> _PASSAGE FOR REVIEW_
Dr. Nicole Aaronson on how ENTs should approach the latest coding and billing updates

Some ENTs will have to decide if they want to change their billing documentation systems after recent CMS coding updates, according to Nicole Aaronson, MD, pediatric otolaryngologist at Wilmington, Del.-based Alfred I. duPont Hospital. Dr. Aaronson spoke with Becker's ASC Review about these changes and other considerations around coding and payer rules.

Note: This conversation was edited for style and clarity.

Question: Can you elaborate more on the 2021 Evaluation and Management coding changes?

Dr. Nicole Aaronson: There's a CMS initiative called "Patients Over Paperwork." The premise was that they wanted to reduce the documentation and coding burden for physicians. They started with the office outpatient and management codes as their first step.

The only things changing now are outpatient codes 99201 to 99205 and 99212 to 99215. Coding was previously based either on having enough history and physical elements to qualify for a certain code or on face-to-face time with the patient. The big transition now is that they're going to be focusing more on medical decision-making rather than having all of those history and physical elements.

Q: How does that affect ENT practices and their billings?

NA: A lot of ENT templates are based on having enough history and physical elements to hit the appropriate code level. Now, a note doesn't necessarily have to document all those history and physical elements. A provider should still document everything needed for completeness of care for the patient, so that if a different provider saw that patient, that provider would have the complete picture.

> _SET OF TASKS_
A: In the interview on ENT coding and billing updates, what is the name of the CMS initiative that Dr. Aaronson describes?
B: Write the next part of the interview on ENT coding and billing updates, picking up after its final sentence.
You will not need the entries after this text.

> _DATASET EXTRACT_
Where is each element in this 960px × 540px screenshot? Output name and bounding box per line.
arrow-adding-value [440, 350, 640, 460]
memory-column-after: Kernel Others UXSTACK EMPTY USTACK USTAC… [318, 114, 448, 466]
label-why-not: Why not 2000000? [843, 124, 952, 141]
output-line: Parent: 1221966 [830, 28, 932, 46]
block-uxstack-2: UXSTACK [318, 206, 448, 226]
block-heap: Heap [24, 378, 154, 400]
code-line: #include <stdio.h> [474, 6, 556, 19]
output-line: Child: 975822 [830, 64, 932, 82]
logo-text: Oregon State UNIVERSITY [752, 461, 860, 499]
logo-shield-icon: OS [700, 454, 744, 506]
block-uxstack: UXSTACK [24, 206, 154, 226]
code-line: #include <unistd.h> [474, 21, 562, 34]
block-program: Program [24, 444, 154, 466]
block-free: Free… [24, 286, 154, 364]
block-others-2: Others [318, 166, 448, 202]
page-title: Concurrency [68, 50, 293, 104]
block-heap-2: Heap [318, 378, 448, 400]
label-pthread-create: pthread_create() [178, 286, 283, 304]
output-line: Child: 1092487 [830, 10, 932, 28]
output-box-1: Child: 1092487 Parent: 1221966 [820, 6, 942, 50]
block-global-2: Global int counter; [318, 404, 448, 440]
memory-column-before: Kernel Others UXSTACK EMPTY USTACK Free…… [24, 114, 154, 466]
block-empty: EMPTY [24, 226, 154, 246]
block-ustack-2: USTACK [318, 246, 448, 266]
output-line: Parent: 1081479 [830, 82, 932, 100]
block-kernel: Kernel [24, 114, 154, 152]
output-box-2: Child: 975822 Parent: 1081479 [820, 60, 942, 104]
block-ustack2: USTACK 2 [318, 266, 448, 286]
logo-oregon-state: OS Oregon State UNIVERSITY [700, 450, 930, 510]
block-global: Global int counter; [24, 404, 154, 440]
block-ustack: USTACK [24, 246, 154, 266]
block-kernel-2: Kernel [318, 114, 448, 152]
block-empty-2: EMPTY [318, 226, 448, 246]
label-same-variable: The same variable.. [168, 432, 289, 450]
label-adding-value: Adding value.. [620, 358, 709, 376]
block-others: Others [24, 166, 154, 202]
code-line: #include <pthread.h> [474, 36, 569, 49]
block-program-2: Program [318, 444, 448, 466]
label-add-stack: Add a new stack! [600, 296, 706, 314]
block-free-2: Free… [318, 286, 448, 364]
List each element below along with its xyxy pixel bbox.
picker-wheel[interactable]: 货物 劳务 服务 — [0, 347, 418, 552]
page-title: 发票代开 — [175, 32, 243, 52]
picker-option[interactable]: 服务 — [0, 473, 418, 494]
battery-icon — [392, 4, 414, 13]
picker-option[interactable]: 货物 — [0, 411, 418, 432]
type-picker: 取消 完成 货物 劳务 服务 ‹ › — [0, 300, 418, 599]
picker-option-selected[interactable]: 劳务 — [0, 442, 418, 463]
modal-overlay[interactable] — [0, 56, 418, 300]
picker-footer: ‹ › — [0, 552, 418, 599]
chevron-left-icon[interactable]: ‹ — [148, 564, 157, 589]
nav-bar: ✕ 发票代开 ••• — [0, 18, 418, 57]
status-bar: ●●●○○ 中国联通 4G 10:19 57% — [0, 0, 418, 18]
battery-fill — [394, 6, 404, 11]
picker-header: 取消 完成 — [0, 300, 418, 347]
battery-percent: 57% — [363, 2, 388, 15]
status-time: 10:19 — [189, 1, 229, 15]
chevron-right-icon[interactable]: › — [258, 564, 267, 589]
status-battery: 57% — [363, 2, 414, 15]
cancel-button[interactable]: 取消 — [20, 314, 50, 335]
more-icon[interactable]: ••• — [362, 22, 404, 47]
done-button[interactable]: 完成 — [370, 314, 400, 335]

> _RESPONSE LIST_
A: "Patients Over Paperwork."

B:
That being said, there were definitely things that were documented that weren't relevant to the patient's care, but they were included because they were required for coding. Now, documenting those extraneous elements isn't necessary, because the code is based much more on medical decision-making.

In the old coding scheme, when coding was based on time, only face-to-face time was included. Now, if a provider bills on time, physicians can include things like the time they spent reviewing records, ordering tests, documenting, coordinating care. Basically, the code allows a provider to bill for all the time spent taking care of a patient even if it isn't that time spent in the exam room. So that's a big change in methodology.

Q: Could these changes have any effect on patient care?

NA: I think the only hazard would be if people change their templates in a way that really strips down their history and physicals, because they're not required for the coding and then that information disappears. 

I don't think most people would do that. When I was trained, I was taught that the purpose is that, if somebody else was going to pick up and take care of that patient, they would know everything that had happened and what the plan was so they could seamlessly pick up that patient's care.

Q: How often do major changes like this occur?

NA: There are always small changes. I think this is a different framework for how to think about coding and where the value in care is. I have not seen a big change like [this] in my career.

Q: What factors should ENT practices consider when deciding to update their documentation systems?

NA: I think practices need to think about each individual department's workflow, how notes are used, and how adaptable staff are to changes.

There are still places that use either traditional dictation models or artificial intelligence-assisted dictation models. I think in those practices using dictation, it won't be as big a deal. It's going to depend on every institution and how much familiarity they have with their EMR system and how much support they have for their individual EMR. 

For me, I'm an accredited Epic physician builder, so I understand how to build out new templates in Epic. So for me, it's easier to either build templates or have a conversation about what is needed with the IT folks and EMR folks in my hospital. Maybe in smaller practices where they don't have the same EMR resources and or in-house EMR expertise, that might be a bigger barrier to getting those things done. For a lot of organizations, once they've built a template, it doesn't change for a long time.

Q: What are your predictions for payer insurance rules in the ENT space?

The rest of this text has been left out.